#### [Exercise]
Copy out each line in the material below that has the word "author".

#### [The input]
******************************

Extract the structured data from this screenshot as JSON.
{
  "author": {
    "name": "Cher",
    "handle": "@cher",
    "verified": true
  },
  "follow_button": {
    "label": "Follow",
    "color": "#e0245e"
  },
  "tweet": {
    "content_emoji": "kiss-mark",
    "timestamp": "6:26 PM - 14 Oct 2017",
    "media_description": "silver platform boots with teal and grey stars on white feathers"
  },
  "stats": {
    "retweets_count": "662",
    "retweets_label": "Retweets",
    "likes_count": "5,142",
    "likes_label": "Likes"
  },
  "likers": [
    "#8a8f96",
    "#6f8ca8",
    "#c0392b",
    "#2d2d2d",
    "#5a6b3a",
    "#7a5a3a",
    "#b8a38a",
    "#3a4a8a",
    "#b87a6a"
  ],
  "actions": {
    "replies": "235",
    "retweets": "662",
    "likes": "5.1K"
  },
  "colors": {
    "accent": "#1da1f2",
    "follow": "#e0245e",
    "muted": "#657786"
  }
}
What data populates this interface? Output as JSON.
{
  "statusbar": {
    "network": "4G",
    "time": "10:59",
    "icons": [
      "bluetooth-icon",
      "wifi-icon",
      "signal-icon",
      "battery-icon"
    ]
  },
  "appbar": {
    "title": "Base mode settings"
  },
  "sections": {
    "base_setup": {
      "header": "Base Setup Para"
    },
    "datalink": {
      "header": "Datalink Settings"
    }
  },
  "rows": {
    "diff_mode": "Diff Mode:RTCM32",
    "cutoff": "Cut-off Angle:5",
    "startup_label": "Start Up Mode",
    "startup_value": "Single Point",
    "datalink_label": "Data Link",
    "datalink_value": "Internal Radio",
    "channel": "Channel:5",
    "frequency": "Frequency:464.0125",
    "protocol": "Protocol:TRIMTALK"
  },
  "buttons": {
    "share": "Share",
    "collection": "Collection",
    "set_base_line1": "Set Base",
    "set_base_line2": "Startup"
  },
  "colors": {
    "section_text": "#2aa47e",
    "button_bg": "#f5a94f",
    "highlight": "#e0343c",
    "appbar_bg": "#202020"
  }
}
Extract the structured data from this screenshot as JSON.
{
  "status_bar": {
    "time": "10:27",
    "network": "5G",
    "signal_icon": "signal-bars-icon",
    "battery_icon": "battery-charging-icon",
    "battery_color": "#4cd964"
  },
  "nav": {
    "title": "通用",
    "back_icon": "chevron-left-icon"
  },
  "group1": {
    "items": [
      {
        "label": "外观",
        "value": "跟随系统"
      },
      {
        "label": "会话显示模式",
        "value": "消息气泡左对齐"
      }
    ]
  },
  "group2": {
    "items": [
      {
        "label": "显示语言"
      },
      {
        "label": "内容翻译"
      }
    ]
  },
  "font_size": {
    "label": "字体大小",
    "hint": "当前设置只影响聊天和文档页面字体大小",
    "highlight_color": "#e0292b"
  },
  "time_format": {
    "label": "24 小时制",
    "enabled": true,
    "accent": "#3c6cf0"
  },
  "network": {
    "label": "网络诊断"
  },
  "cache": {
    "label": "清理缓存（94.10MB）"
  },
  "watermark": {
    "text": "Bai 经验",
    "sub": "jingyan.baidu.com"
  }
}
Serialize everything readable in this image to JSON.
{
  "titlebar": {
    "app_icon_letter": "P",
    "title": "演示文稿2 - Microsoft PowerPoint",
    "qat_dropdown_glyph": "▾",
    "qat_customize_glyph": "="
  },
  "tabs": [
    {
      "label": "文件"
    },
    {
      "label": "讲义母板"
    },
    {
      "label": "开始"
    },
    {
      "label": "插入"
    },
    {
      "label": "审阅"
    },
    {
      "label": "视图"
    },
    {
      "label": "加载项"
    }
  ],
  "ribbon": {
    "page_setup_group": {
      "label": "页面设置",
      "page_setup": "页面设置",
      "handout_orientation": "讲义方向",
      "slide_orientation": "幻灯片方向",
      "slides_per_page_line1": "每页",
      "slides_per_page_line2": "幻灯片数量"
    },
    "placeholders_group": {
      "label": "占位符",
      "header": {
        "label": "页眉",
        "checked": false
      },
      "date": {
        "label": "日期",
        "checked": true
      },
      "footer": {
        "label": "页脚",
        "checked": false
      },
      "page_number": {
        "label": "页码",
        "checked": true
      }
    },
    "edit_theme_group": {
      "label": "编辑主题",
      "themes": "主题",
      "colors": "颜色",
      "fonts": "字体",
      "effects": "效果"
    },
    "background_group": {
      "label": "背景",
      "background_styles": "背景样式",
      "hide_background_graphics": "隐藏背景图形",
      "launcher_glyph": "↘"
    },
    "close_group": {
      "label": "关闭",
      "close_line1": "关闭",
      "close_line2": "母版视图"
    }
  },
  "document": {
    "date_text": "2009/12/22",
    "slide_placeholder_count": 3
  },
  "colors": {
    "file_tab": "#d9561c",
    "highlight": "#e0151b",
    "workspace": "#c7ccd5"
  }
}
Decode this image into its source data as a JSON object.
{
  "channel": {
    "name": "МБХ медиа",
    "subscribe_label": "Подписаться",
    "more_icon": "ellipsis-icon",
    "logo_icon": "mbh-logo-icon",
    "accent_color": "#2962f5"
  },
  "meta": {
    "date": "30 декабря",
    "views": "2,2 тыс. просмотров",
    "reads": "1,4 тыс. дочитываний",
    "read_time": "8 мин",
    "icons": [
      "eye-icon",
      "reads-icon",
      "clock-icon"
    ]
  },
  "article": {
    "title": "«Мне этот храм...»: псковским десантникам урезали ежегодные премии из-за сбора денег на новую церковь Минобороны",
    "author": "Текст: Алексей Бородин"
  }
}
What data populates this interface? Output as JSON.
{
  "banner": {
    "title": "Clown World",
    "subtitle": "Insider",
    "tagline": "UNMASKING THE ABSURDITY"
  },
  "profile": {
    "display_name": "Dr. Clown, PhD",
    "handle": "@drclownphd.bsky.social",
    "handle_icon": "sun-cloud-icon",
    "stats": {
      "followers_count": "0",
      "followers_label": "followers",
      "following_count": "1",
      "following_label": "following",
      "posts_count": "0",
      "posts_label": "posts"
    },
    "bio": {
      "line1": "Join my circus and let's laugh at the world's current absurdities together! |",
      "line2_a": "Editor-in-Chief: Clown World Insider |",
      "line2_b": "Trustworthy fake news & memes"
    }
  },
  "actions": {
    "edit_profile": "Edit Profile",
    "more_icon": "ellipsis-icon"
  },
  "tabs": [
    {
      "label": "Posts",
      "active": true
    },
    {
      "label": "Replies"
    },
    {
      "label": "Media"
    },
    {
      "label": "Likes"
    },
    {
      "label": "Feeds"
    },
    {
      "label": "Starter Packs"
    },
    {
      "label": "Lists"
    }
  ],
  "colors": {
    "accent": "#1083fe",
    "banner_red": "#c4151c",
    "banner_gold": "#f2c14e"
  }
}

******************************

#### [Answer for the task]
  "author": {
    "author": "Текст: Алексей Бородин"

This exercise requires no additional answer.